Figure content listings:
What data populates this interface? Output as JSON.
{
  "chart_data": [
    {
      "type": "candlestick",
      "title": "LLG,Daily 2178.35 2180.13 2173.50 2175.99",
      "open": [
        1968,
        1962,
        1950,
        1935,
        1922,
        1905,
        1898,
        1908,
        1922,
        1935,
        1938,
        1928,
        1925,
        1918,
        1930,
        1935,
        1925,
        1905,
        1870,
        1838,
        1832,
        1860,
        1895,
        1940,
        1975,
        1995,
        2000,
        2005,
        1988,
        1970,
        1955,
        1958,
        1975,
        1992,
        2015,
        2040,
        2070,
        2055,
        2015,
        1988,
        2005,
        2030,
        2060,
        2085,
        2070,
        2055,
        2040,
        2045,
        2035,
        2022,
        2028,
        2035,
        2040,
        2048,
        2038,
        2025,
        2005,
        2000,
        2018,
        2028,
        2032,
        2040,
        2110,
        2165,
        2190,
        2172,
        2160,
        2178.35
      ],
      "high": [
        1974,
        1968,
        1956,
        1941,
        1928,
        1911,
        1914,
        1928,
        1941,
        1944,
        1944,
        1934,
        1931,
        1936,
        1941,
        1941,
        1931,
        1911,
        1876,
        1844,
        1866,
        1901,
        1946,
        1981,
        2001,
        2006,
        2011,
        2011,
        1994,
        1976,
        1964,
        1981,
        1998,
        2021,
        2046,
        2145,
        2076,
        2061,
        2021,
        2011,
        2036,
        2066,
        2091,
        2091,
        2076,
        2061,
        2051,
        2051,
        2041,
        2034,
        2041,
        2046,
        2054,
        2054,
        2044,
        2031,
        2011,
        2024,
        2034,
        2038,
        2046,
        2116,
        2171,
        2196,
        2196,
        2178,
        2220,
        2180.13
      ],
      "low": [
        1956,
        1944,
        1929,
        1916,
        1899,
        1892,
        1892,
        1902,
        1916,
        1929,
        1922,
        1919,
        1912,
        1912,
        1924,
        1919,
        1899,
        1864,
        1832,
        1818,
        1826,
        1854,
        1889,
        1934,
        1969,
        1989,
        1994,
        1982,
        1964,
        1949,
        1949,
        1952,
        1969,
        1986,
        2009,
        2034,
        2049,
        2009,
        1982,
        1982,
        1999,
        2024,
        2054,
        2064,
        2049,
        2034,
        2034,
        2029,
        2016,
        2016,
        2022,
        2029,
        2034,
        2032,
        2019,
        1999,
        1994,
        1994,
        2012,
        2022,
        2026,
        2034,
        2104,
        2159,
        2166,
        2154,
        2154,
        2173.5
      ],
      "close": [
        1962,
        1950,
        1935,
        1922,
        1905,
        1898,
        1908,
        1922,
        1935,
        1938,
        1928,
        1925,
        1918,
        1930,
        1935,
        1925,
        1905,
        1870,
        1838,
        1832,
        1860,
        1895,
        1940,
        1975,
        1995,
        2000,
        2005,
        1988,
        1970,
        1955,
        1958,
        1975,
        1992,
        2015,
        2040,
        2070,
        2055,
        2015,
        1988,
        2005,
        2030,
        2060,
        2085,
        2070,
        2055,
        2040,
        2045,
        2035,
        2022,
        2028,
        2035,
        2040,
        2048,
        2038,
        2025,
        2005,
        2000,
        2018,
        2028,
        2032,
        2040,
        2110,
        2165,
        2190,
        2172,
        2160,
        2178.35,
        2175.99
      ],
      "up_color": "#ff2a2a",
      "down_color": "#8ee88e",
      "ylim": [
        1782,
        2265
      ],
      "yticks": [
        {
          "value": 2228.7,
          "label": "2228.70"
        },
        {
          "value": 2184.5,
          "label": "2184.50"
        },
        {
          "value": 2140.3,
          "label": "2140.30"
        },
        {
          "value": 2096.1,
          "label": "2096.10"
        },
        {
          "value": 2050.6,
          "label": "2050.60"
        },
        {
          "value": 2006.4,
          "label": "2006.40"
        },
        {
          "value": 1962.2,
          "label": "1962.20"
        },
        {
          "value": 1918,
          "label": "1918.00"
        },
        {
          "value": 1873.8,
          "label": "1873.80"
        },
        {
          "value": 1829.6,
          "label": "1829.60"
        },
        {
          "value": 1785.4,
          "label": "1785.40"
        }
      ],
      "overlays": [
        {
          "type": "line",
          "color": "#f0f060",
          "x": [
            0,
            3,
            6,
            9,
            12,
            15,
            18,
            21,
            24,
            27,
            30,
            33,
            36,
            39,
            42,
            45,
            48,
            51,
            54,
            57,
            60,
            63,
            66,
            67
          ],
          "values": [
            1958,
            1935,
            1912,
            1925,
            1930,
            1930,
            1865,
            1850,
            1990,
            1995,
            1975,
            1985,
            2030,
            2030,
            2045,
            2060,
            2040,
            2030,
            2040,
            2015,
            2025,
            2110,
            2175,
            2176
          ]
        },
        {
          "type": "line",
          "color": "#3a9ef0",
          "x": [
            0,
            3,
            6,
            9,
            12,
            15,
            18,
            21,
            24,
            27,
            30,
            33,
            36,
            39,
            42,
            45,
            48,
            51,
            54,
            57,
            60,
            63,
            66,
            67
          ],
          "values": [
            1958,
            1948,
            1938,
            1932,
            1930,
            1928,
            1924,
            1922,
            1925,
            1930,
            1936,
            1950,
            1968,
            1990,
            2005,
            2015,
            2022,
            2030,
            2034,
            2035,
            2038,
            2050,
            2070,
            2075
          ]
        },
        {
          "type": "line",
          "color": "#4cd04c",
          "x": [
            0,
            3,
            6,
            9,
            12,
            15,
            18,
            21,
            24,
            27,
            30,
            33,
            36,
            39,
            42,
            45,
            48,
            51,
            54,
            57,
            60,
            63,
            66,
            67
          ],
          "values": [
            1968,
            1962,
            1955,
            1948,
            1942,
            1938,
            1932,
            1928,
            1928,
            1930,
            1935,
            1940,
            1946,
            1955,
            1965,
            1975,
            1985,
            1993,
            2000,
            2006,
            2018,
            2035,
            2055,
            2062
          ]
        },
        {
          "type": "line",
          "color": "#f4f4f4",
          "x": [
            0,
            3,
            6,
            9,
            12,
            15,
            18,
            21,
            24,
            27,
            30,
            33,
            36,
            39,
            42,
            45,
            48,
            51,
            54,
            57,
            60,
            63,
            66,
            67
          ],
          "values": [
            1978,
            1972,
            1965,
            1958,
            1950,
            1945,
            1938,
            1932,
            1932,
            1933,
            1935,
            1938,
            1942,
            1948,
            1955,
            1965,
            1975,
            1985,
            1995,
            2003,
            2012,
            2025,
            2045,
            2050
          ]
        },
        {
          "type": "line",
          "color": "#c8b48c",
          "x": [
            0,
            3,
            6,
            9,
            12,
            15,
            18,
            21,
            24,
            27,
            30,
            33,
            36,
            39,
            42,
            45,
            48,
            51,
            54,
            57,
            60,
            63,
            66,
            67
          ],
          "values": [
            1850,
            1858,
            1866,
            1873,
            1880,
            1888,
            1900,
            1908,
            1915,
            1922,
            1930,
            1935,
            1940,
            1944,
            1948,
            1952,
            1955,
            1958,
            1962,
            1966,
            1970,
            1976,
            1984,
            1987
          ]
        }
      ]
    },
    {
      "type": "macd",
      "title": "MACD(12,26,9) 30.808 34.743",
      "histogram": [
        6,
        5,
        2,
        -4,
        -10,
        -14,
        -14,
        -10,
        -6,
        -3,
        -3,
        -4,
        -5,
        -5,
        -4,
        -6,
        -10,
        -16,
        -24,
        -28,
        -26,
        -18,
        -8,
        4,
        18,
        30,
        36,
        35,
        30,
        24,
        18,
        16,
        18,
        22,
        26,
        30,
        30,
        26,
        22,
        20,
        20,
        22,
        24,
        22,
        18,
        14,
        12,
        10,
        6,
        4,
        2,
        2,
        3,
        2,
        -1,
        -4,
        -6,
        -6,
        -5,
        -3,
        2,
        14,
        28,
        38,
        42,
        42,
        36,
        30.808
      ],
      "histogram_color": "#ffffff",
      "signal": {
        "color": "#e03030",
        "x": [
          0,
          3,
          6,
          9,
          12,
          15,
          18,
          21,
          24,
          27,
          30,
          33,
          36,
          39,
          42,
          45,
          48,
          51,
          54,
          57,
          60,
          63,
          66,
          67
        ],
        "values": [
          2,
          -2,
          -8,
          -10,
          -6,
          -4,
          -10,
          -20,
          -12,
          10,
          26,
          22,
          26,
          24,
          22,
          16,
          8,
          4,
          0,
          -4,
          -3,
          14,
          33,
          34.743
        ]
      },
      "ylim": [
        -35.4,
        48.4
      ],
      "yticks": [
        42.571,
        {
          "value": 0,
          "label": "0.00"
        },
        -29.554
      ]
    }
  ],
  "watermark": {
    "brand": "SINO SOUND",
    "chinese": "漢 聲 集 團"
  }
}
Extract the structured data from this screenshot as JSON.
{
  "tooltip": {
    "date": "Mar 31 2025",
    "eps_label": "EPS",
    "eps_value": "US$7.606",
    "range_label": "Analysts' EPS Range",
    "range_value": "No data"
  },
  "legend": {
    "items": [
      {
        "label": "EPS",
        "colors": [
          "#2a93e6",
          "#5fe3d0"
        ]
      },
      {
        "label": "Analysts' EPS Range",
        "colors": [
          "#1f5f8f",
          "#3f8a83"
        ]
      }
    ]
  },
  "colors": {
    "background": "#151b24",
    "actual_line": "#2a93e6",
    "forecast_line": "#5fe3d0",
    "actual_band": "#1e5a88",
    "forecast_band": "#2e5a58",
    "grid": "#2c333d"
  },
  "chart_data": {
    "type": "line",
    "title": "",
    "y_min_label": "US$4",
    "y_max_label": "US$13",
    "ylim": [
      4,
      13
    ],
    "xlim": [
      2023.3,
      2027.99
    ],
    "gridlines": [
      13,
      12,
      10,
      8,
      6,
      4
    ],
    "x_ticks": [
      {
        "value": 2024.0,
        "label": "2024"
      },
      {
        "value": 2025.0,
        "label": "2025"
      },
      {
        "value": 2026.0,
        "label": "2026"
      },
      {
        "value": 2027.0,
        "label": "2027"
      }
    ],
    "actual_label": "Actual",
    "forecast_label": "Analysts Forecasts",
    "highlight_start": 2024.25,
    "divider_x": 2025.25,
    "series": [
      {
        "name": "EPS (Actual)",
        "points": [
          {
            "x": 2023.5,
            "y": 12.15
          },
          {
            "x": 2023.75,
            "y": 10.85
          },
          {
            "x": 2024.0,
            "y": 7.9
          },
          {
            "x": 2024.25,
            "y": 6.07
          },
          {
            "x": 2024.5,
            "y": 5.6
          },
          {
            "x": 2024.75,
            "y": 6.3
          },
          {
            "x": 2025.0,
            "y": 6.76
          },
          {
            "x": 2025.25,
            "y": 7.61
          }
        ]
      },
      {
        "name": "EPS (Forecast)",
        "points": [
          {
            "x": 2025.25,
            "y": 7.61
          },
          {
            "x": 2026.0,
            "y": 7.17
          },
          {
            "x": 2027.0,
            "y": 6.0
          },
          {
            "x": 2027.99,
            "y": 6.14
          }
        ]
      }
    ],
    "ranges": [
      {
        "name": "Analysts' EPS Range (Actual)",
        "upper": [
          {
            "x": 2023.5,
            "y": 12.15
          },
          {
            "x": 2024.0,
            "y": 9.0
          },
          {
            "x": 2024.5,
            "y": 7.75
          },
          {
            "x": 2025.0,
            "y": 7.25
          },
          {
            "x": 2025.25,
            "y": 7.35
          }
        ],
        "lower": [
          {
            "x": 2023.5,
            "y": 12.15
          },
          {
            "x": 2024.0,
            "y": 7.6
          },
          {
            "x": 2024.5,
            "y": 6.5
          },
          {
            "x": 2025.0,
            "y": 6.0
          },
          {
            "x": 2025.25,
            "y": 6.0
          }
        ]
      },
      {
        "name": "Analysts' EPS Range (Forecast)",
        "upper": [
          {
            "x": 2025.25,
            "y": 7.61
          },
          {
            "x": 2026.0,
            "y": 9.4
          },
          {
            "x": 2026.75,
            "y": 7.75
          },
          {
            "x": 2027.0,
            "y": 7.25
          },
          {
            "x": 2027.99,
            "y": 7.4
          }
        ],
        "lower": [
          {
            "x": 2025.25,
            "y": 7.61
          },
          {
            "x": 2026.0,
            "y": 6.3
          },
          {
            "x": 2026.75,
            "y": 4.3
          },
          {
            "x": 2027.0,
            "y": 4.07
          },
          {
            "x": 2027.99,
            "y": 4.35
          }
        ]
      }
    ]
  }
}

# [Exercise instructions]
Copy out every line of the listing that contains the string "this".

# [Solved exercise]
What data populates this interface? Output as JSON.
Extract the structured data from this screenshot as JSON.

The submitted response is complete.